TO DO →
The entries below need to be written out exactly, with no pictures included.

PROVIDED RECORDS →

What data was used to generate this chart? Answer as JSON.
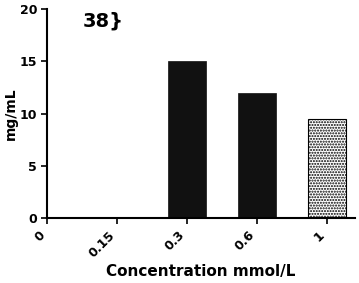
{
  "categories": [
    "0",
    "0.15",
    "0.3",
    "0.6",
    "1"
  ],
  "values": [
    0,
    0,
    15,
    12,
    9.5
  ],
  "solid_color": "#111111",
  "dotted_bar_index": 4,
  "title": "38}",
  "ylabel": "mg/mL",
  "xlabel": "Concentration mmol/L",
  "ylim": [
    0,
    20
  ],
  "yticks": [
    0,
    5,
    10,
    15,
    20
  ],
  "title_fontsize": 14,
  "label_fontsize": 10,
  "tick_fontsize": 9,
  "xlabel_fontsize": 11,
  "bar_width": 0.55
}
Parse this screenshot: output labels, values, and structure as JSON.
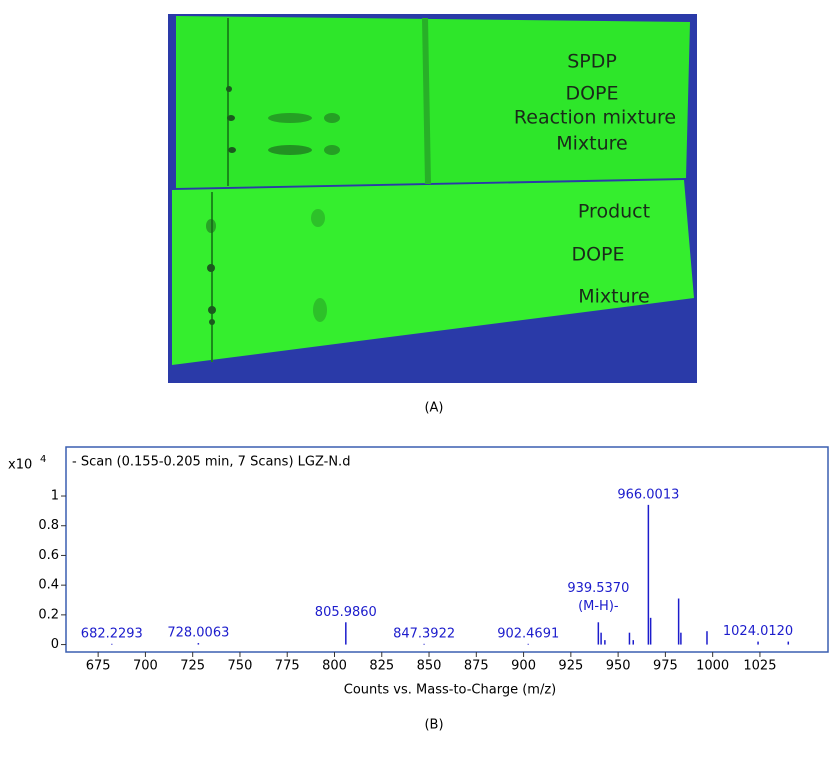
{
  "figure": {
    "photo_labels": [
      "SPDP",
      "DOPE",
      "Reaction mixture",
      "Mixture",
      "Product",
      "DOPE",
      "Mixture"
    ],
    "panel_labels": [
      "(A)",
      "(B)"
    ]
  },
  "chart_data": {
    "type": "spectrum",
    "title": "- Scan (0.155-0.205 min, 7 Scans) LGZ-N.d",
    "x_label": "Counts vs. Mass-to-Charge (m/z)",
    "y_multiplier": "x10",
    "y_multiplier_exponent": "4",
    "color": "#1c1ccc",
    "x": [
      682.2293,
      728.0063,
      805.986,
      847.3922,
      902.4691,
      939.537,
      941,
      943,
      956,
      958,
      966.0013,
      967.2,
      982,
      983.2,
      997,
      1024.012,
      1040
    ],
    "values": [
      0.005,
      0.01,
      0.15,
      0.005,
      0.005,
      0.15,
      0.08,
      0.03,
      0.08,
      0.03,
      0.94,
      0.18,
      0.31,
      0.08,
      0.09,
      0.02,
      0.02
    ],
    "peak_labels": [
      "682.2293",
      "728.0063",
      "805.9860",
      "847.3922",
      "902.4691",
      "939.5370",
      null,
      null,
      null,
      null,
      "966.0013",
      null,
      null,
      null,
      null,
      "1024.0120",
      null
    ],
    "annotation": {
      "text": "(M-H)-",
      "peak": 5
    },
    "xlim": [
      658,
      1061
    ],
    "ylim": [
      -0.05,
      1.33
    ],
    "xticks": [
      675,
      700,
      725,
      750,
      775,
      800,
      825,
      850,
      875,
      900,
      925,
      950,
      975,
      1000,
      1025
    ],
    "yticks": [
      0,
      0.2,
      0.4,
      0.6,
      0.8,
      1
    ]
  }
}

THE OUTPUT →
What data was used to generate this chart? Answer as JSON.
{
  "categories": [
    "0",
    "0.15",
    "0.3",
    "0.6",
    "1"
  ],
  "values": [
    0,
    0,
    15,
    12,
    9.5
  ],
  "solid_color": "#111111",
  "dotted_bar_index": 4,
  "title": "38}",
  "ylabel": "mg/mL",
  "xlabel": "Concentration mmol/L",
  "ylim": [
    0,
    20
  ],
  "yticks": [
    0,
    5,
    10,
    15,
    20
  ],
  "title_fontsize": 14,
  "label_fontsize": 10,
  "tick_fontsize": 9,
  "xlabel_fontsize": 11,
  "bar_width": 0.55
}
Parse this screenshot: output labels, values, and structure as JSON.
{
  "figure": {
    "photo_labels": [
      "SPDP",
      "DOPE",
      "Reaction mixture",
      "Mixture",
      "Product",
      "DOPE",
      "Mixture"
    ],
    "panel_labels": [
      "(A)",
      "(B)"
    ]
  },
  "chart_data": {
    "type": "spectrum",
    "title": "- Scan (0.155-0.205 min, 7 Scans) LGZ-N.d",
    "x_label": "Counts vs. Mass-to-Charge (m/z)",
    "y_multiplier": "x10",
    "y_multiplier_exponent": "4",
    "color": "#1c1ccc",
    "x": [
      682.2293,
      728.0063,
      805.986,
      847.3922,
      902.4691,
      939.537,
      941,
      943,
      956,
      958,
      966.0013,
      967.2,
      982,
      983.2,
      997,
      1024.012,
      1040
    ],
    "values": [
      0.005,
      0.01,
      0.15,
      0.005,
      0.005,
      0.15,
      0.08,
      0.03,
      0.08,
      0.03,
      0.94,
      0.18,
      0.31,
      0.08,
      0.09,
      0.02,
      0.02
    ],
    "peak_labels": [
      "682.2293",
      "728.0063",
      "805.9860",
      "847.3922",
      "902.4691",
      "939.5370",
      null,
      null,
      null,
      null,
      "966.0013",
      null,
      null,
      null,
      null,
      "1024.0120",
      null
    ],
    "annotation": {
      "text": "(M-H)-",
      "peak": 5
    },
    "xlim": [
      658,
      1061
    ],
    "ylim": [
      -0.05,
      1.33
    ],
    "xticks": [
      675,
      700,
      725,
      750,
      775,
      800,
      825,
      850,
      875,
      900,
      925,
      950,
      975,
      1000,
      1025
    ],
    "yticks": [
      0,
      0.2,
      0.4,
      0.6,
      0.8,
      1
    ]
  }
}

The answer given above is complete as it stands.